[RECORDS]:
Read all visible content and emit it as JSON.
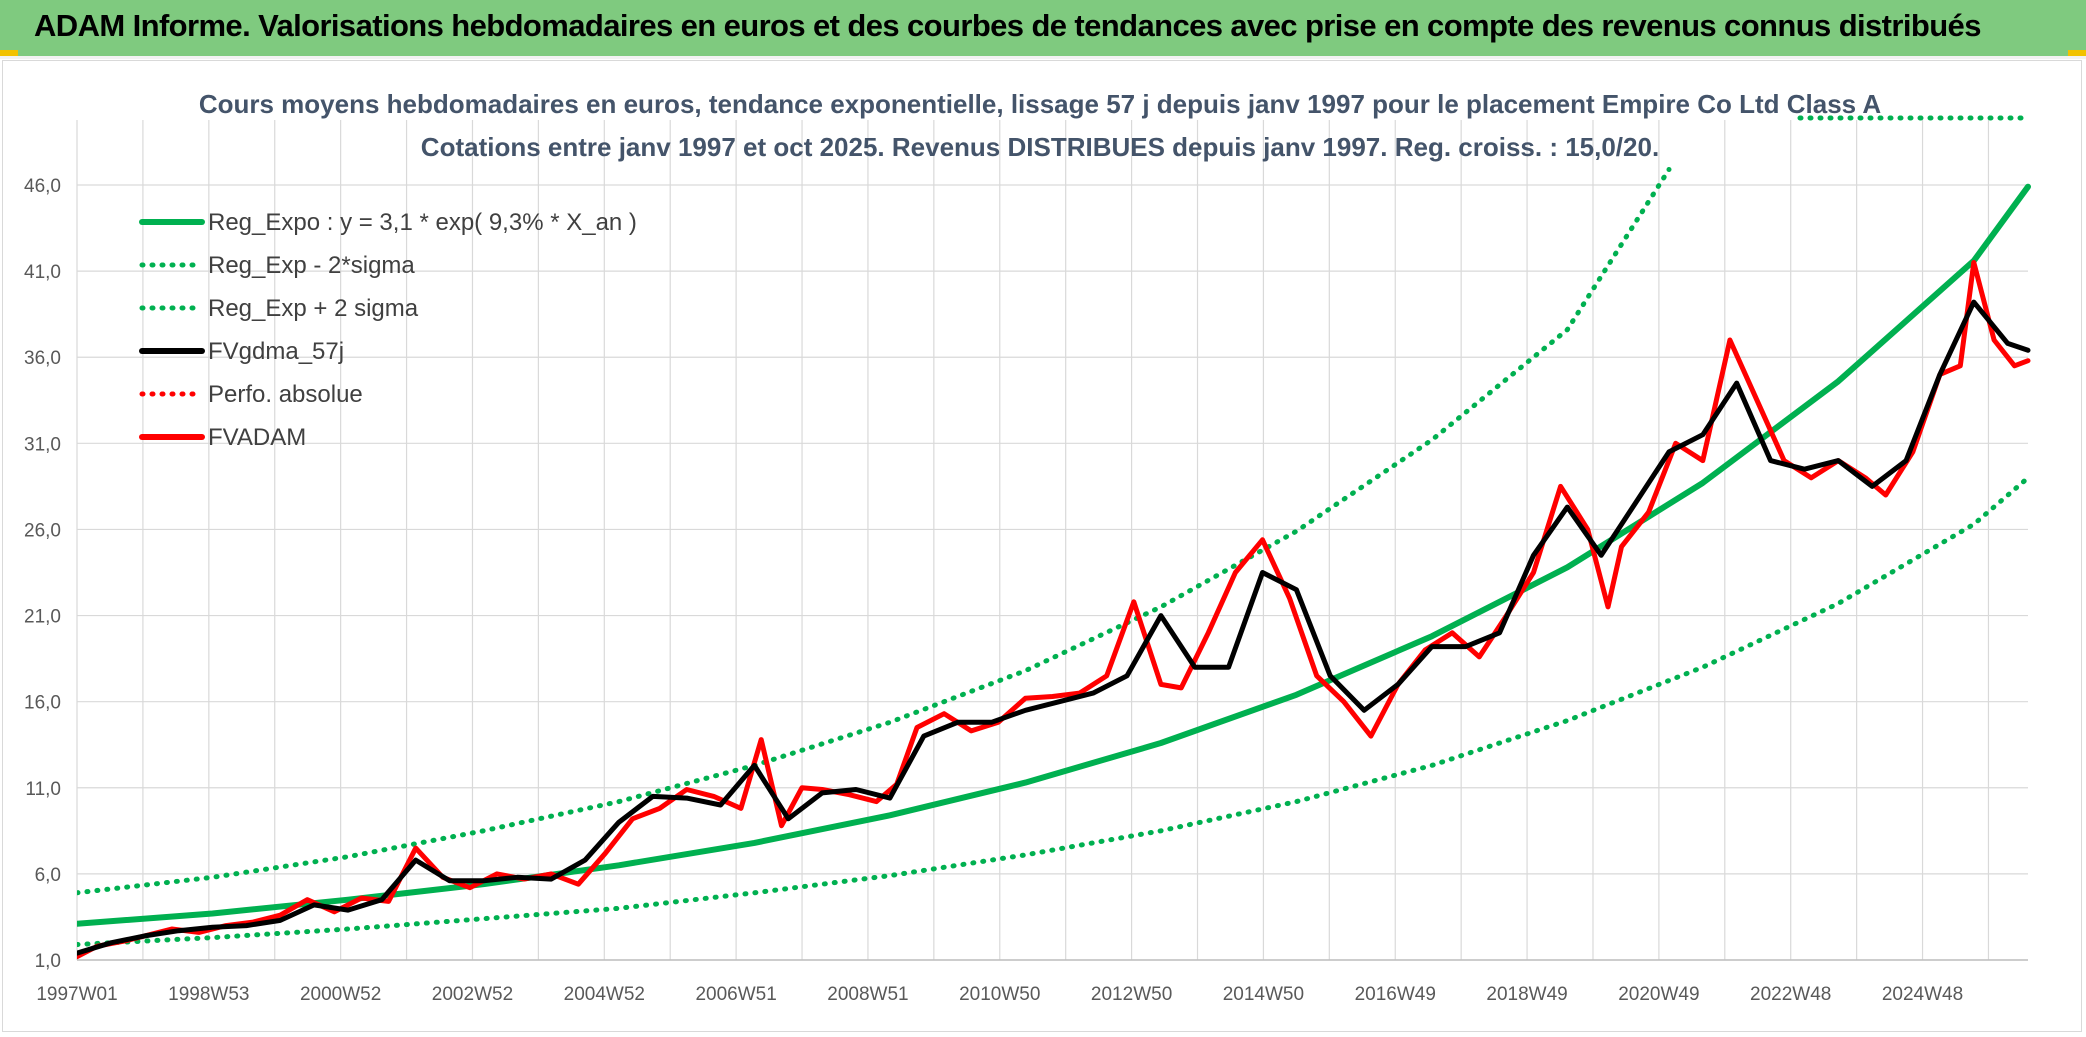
{
  "banner": {
    "title": "ADAM Informe. Valorisations hebdomadaires en euros et des courbes de tendances avec prise en compte des revenus connus distribués"
  },
  "colors": {
    "banner_bg": "#7fca7f",
    "reg_expo": "#00b050",
    "fvgdma": "#000000",
    "fvadam": "#ff0000",
    "title_text": "#44546a",
    "grid": "#d9d9d9",
    "corner_accent": "#f2c200"
  },
  "chart_data": {
    "type": "line",
    "title": "Cours moyens hebdomadaires en euros, tendance exponentielle, lissage 57 j depuis janv 1997 pour le placement Empire Co Ltd Class A",
    "subtitle": "Cotations entre janv 1997 et oct 2025. Revenus DISTRIBUES depuis janv 1997. Reg. croiss. : 15,0/20.",
    "xlabel": "",
    "ylabel": "",
    "x_ticks": [
      "1997W01",
      "1998W53",
      "2000W52",
      "2002W52",
      "2004W52",
      "2006W51",
      "2008W51",
      "2010W50",
      "2012W50",
      "2014W50",
      "2016W49",
      "2018W49",
      "2020W49",
      "2022W48",
      "2024W48"
    ],
    "y_ticks": [
      "1,0",
      "6,0",
      "11,0",
      "16,0",
      "21,0",
      "26,0",
      "31,0",
      "36,0",
      "41,0",
      "46,0"
    ],
    "ylim": [
      1,
      46
    ],
    "xlim": [
      1997.0,
      2025.8
    ],
    "grid": true,
    "legend_position": "top-left",
    "legend": [
      {
        "label": "Reg_Expo : y = 3,1 * exp( 9,3% *  X_an )",
        "style": "solid",
        "color": "#00b050"
      },
      {
        "label": "Reg_Exp - 2*sigma",
        "style": "dotted",
        "color": "#00b050"
      },
      {
        "label": "Reg_Exp + 2 sigma",
        "style": "dotted",
        "color": "#00b050"
      },
      {
        "label": "FVgdma_57j",
        "style": "solid",
        "color": "#000000"
      },
      {
        "label": "Perfo. absolue",
        "style": "dotted",
        "color": "#ff0000"
      },
      {
        "label": "FVADAM",
        "style": "solid",
        "color": "#ff0000"
      }
    ],
    "series": [
      {
        "name": "Reg_Expo : y = 3,1 * exp( 9,3% *  X_an )",
        "x": [
          1997,
          1999,
          2001,
          2003,
          2005,
          2007,
          2009,
          2011,
          2013,
          2015,
          2017,
          2019,
          2021,
          2023,
          2025,
          2025.8
        ],
        "y": [
          3.1,
          3.7,
          4.5,
          5.4,
          6.5,
          7.8,
          9.4,
          11.3,
          13.6,
          16.4,
          19.8,
          23.8,
          28.7,
          34.6,
          41.6,
          45.9
        ]
      },
      {
        "name": "Reg_Exp - 2*sigma",
        "x": [
          1997,
          1999,
          2001,
          2003,
          2005,
          2007,
          2009,
          2011,
          2013,
          2015,
          2017,
          2019,
          2021,
          2023,
          2025,
          2025.8
        ],
        "y": [
          1.9,
          2.3,
          2.8,
          3.4,
          4.0,
          4.9,
          5.9,
          7.1,
          8.5,
          10.2,
          12.3,
          14.9,
          18.0,
          21.7,
          26.3,
          29.0
        ]
      },
      {
        "name": "Reg_Exp + 2 sigma",
        "x": [
          1997,
          1999,
          2001,
          2003,
          2005,
          2007,
          2009,
          2011,
          2013,
          2015,
          2017,
          2019,
          2020.5
        ],
        "y": [
          4.9,
          5.8,
          7.0,
          8.5,
          10.2,
          12.3,
          14.8,
          17.8,
          21.5,
          25.9,
          31.2,
          37.6,
          46.9
        ]
      },
      {
        "name": "FVgdma_57j",
        "x": [
          1997.0,
          1997.5,
          1998.0,
          1998.5,
          1999.0,
          1999.5,
          2000.0,
          2000.5,
          2001.0,
          2001.5,
          2002.0,
          2002.5,
          2003.0,
          2003.5,
          2004.0,
          2004.5,
          2005.0,
          2005.5,
          2006.0,
          2006.5,
          2007.0,
          2007.5,
          2008.0,
          2008.5,
          2009.0,
          2009.5,
          2010.0,
          2010.5,
          2011.0,
          2011.5,
          2012.0,
          2012.5,
          2013.0,
          2013.5,
          2014.0,
          2014.5,
          2015.0,
          2015.5,
          2016.0,
          2016.5,
          2017.0,
          2017.5,
          2018.0,
          2018.5,
          2019.0,
          2019.5,
          2020.0,
          2020.5,
          2021.0,
          2021.5,
          2022.0,
          2022.5,
          2023.0,
          2023.5,
          2024.0,
          2024.5,
          2025.0,
          2025.5,
          2025.8
        ],
        "y": [
          1.4,
          2.0,
          2.4,
          2.7,
          2.9,
          3.0,
          3.3,
          4.2,
          3.9,
          4.5,
          6.8,
          5.6,
          5.6,
          5.8,
          5.7,
          6.8,
          9.0,
          10.5,
          10.4,
          10.0,
          12.3,
          9.2,
          10.7,
          10.9,
          10.4,
          14.0,
          14.8,
          14.8,
          15.5,
          16.0,
          16.5,
          17.5,
          21.0,
          18.0,
          18.0,
          23.5,
          22.5,
          17.5,
          15.5,
          17.0,
          19.2,
          19.2,
          20.0,
          24.5,
          27.3,
          24.5,
          27.5,
          30.5,
          31.5,
          34.5,
          30.0,
          29.5,
          30.0,
          28.5,
          30.0,
          35.0,
          39.2,
          36.8,
          36.4
        ]
      },
      {
        "name": "FVADAM",
        "x": [
          1997.0,
          1997.3,
          1997.7,
          1998.0,
          1998.4,
          1998.8,
          1999.2,
          1999.6,
          2000.0,
          2000.4,
          2000.8,
          2001.2,
          2001.6,
          2002.0,
          2002.4,
          2002.8,
          2003.2,
          2003.6,
          2004.0,
          2004.4,
          2004.8,
          2005.2,
          2005.6,
          2006.0,
          2006.4,
          2006.8,
          2007.1,
          2007.4,
          2007.7,
          2008.0,
          2008.4,
          2008.8,
          2009.1,
          2009.4,
          2009.8,
          2010.2,
          2010.6,
          2011.0,
          2011.4,
          2011.8,
          2012.2,
          2012.6,
          2013.0,
          2013.3,
          2013.7,
          2014.1,
          2014.5,
          2014.9,
          2015.3,
          2015.7,
          2016.1,
          2016.5,
          2016.9,
          2017.3,
          2017.7,
          2018.1,
          2018.5,
          2018.9,
          2019.3,
          2019.6,
          2019.8,
          2020.2,
          2020.6,
          2021.0,
          2021.4,
          2021.8,
          2022.2,
          2022.6,
          2023.0,
          2023.4,
          2023.7,
          2024.1,
          2024.5,
          2024.8,
          2025.0,
          2025.3,
          2025.6,
          2025.8
        ],
        "y": [
          1.2,
          1.8,
          2.1,
          2.4,
          2.8,
          2.6,
          3.0,
          3.2,
          3.6,
          4.5,
          3.8,
          4.6,
          4.4,
          7.5,
          5.8,
          5.2,
          6.0,
          5.7,
          6.0,
          5.4,
          7.2,
          9.2,
          9.8,
          10.9,
          10.5,
          9.8,
          13.8,
          8.8,
          11.0,
          10.9,
          10.6,
          10.2,
          11.2,
          14.5,
          15.3,
          14.3,
          14.8,
          16.2,
          16.3,
          16.5,
          17.5,
          21.8,
          17.0,
          16.8,
          20.0,
          23.5,
          25.4,
          22.0,
          17.5,
          16.0,
          14.0,
          17.0,
          19.0,
          20.0,
          18.6,
          21.0,
          23.5,
          28.5,
          26.0,
          21.5,
          25.0,
          27.0,
          31.0,
          30.0,
          37.0,
          33.5,
          30.0,
          29.0,
          30.0,
          29.0,
          28.0,
          30.5,
          35.0,
          35.5,
          41.5,
          37.0,
          35.5,
          35.8
        ]
      }
    ]
  }
}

[WHAT IS BEING ASKED]:
Print every entry above again without changing a word, and omit the pictures.

[TASK OUTPUT]:
Read all visible content and emit it as JSON.
{
  "banner": {
    "title": "ADAM Informe. Valorisations hebdomadaires en euros et des courbes de tendances avec prise en compte des revenus connus distribués"
  },
  "colors": {
    "banner_bg": "#7fca7f",
    "reg_expo": "#00b050",
    "fvgdma": "#000000",
    "fvadam": "#ff0000",
    "title_text": "#44546a",
    "grid": "#d9d9d9",
    "corner_accent": "#f2c200"
  },
  "chart_data": {
    "type": "line",
    "title": "Cours moyens hebdomadaires en euros, tendance exponentielle, lissage 57 j depuis janv 1997 pour le placement Empire Co Ltd Class A",
    "subtitle": "Cotations entre janv 1997 et oct 2025. Revenus DISTRIBUES depuis janv 1997. Reg. croiss. : 15,0/20.",
    "xlabel": "",
    "ylabel": "",
    "x_ticks": [
      "1997W01",
      "1998W53",
      "2000W52",
      "2002W52",
      "2004W52",
      "2006W51",
      "2008W51",
      "2010W50",
      "2012W50",
      "2014W50",
      "2016W49",
      "2018W49",
      "2020W49",
      "2022W48",
      "2024W48"
    ],
    "y_ticks": [
      "1,0",
      "6,0",
      "11,0",
      "16,0",
      "21,0",
      "26,0",
      "31,0",
      "36,0",
      "41,0",
      "46,0"
    ],
    "ylim": [
      1,
      46
    ],
    "xlim": [
      1997.0,
      2025.8
    ],
    "grid": true,
    "legend_position": "top-left",
    "legend": [
      {
        "label": "Reg_Expo : y = 3,1 * exp( 9,3% *  X_an )",
        "style": "solid",
        "color": "#00b050"
      },
      {
        "label": "Reg_Exp - 2*sigma",
        "style": "dotted",
        "color": "#00b050"
      },
      {
        "label": "Reg_Exp + 2 sigma",
        "style": "dotted",
        "color": "#00b050"
      },
      {
        "label": "FVgdma_57j",
        "style": "solid",
        "color": "#000000"
      },
      {
        "label": "Perfo. absolue",
        "style": "dotted",
        "color": "#ff0000"
      },
      {
        "label": "FVADAM",
        "style": "solid",
        "color": "#ff0000"
      }
    ],
    "series": [
      {
        "name": "Reg_Expo : y = 3,1 * exp( 9,3% *  X_an )",
        "x": [
          1997,
          1999,
          2001,
          2003,
          2005,
          2007,
          2009,
          2011,
          2013,
          2015,
          2017,
          2019,
          2021,
          2023,
          2025,
          2025.8
        ],
        "y": [
          3.1,
          3.7,
          4.5,
          5.4,
          6.5,
          7.8,
          9.4,
          11.3,
          13.6,
          16.4,
          19.8,
          23.8,
          28.7,
          34.6,
          41.6,
          45.9
        ]
      },
      {
        "name": "Reg_Exp - 2*sigma",
        "x": [
          1997,
          1999,
          2001,
          2003,
          2005,
          2007,
          2009,
          2011,
          2013,
          2015,
          2017,
          2019,
          2021,
          2023,
          2025,
          2025.8
        ],
        "y": [
          1.9,
          2.3,
          2.8,
          3.4,
          4.0,
          4.9,
          5.9,
          7.1,
          8.5,
          10.2,
          12.3,
          14.9,
          18.0,
          21.7,
          26.3,
          29.0
        ]
      },
      {
        "name": "Reg_Exp + 2 sigma",
        "x": [
          1997,
          1999,
          2001,
          2003,
          2005,
          2007,
          2009,
          2011,
          2013,
          2015,
          2017,
          2019,
          2020.5
        ],
        "y": [
          4.9,
          5.8,
          7.0,
          8.5,
          10.2,
          12.3,
          14.8,
          17.8,
          21.5,
          25.9,
          31.2,
          37.6,
          46.9
        ]
      },
      {
        "name": "FVgdma_57j",
        "x": [
          1997.0,
          1997.5,
          1998.0,
          1998.5,
          1999.0,
          1999.5,
          2000.0,
          2000.5,
          2001.0,
          2001.5,
          2002.0,
          2002.5,
          2003.0,
          2003.5,
          2004.0,
          2004.5,
          2005.0,
          2005.5,
          2006.0,
          2006.5,
          2007.0,
          2007.5,
          2008.0,
          2008.5,
          2009.0,
          2009.5,
          2010.0,
          2010.5,
          2011.0,
          2011.5,
          2012.0,
          2012.5,
          2013.0,
          2013.5,
          2014.0,
          2014.5,
          2015.0,
          2015.5,
          2016.0,
          2016.5,
          2017.0,
          2017.5,
          2018.0,
          2018.5,
          2019.0,
          2019.5,
          2020.0,
          2020.5,
          2021.0,
          2021.5,
          2022.0,
          2022.5,
          2023.0,
          2023.5,
          2024.0,
          2024.5,
          2025.0,
          2025.5,
          2025.8
        ],
        "y": [
          1.4,
          2.0,
          2.4,
          2.7,
          2.9,
          3.0,
          3.3,
          4.2,
          3.9,
          4.5,
          6.8,
          5.6,
          5.6,
          5.8,
          5.7,
          6.8,
          9.0,
          10.5,
          10.4,
          10.0,
          12.3,
          9.2,
          10.7,
          10.9,
          10.4,
          14.0,
          14.8,
          14.8,
          15.5,
          16.0,
          16.5,
          17.5,
          21.0,
          18.0,
          18.0,
          23.5,
          22.5,
          17.5,
          15.5,
          17.0,
          19.2,
          19.2,
          20.0,
          24.5,
          27.3,
          24.5,
          27.5,
          30.5,
          31.5,
          34.5,
          30.0,
          29.5,
          30.0,
          28.5,
          30.0,
          35.0,
          39.2,
          36.8,
          36.4
        ]
      },
      {
        "name": "FVADAM",
        "x": [
          1997.0,
          1997.3,
          1997.7,
          1998.0,
          1998.4,
          1998.8,
          1999.2,
          1999.6,
          2000.0,
          2000.4,
          2000.8,
          2001.2,
          2001.6,
          2002.0,
          2002.4,
          2002.8,
          2003.2,
          2003.6,
          2004.0,
          2004.4,
          2004.8,
          2005.2,
          2005.6,
          2006.0,
          2006.4,
          2006.8,
          2007.1,
          2007.4,
          2007.7,
          2008.0,
          2008.4,
          2008.8,
          2009.1,
          2009.4,
          2009.8,
          2010.2,
          2010.6,
          2011.0,
          2011.4,
          2011.8,
          2012.2,
          2012.6,
          2013.0,
          2013.3,
          2013.7,
          2014.1,
          2014.5,
          2014.9,
          2015.3,
          2015.7,
          2016.1,
          2016.5,
          2016.9,
          2017.3,
          2017.7,
          2018.1,
          2018.5,
          2018.9,
          2019.3,
          2019.6,
          2019.8,
          2020.2,
          2020.6,
          2021.0,
          2021.4,
          2021.8,
          2022.2,
          2022.6,
          2023.0,
          2023.4,
          2023.7,
          2024.1,
          2024.5,
          2024.8,
          2025.0,
          2025.3,
          2025.6,
          2025.8
        ],
        "y": [
          1.2,
          1.8,
          2.1,
          2.4,
          2.8,
          2.6,
          3.0,
          3.2,
          3.6,
          4.5,
          3.8,
          4.6,
          4.4,
          7.5,
          5.8,
          5.2,
          6.0,
          5.7,
          6.0,
          5.4,
          7.2,
          9.2,
          9.8,
          10.9,
          10.5,
          9.8,
          13.8,
          8.8,
          11.0,
          10.9,
          10.6,
          10.2,
          11.2,
          14.5,
          15.3,
          14.3,
          14.8,
          16.2,
          16.3,
          16.5,
          17.5,
          21.8,
          17.0,
          16.8,
          20.0,
          23.5,
          25.4,
          22.0,
          17.5,
          16.0,
          14.0,
          17.0,
          19.0,
          20.0,
          18.6,
          21.0,
          23.5,
          28.5,
          26.0,
          21.5,
          25.0,
          27.0,
          31.0,
          30.0,
          37.0,
          33.5,
          30.0,
          29.0,
          30.0,
          29.0,
          28.0,
          30.5,
          35.0,
          35.5,
          41.5,
          37.0,
          35.5,
          35.8
        ]
      }
    ]
  }
}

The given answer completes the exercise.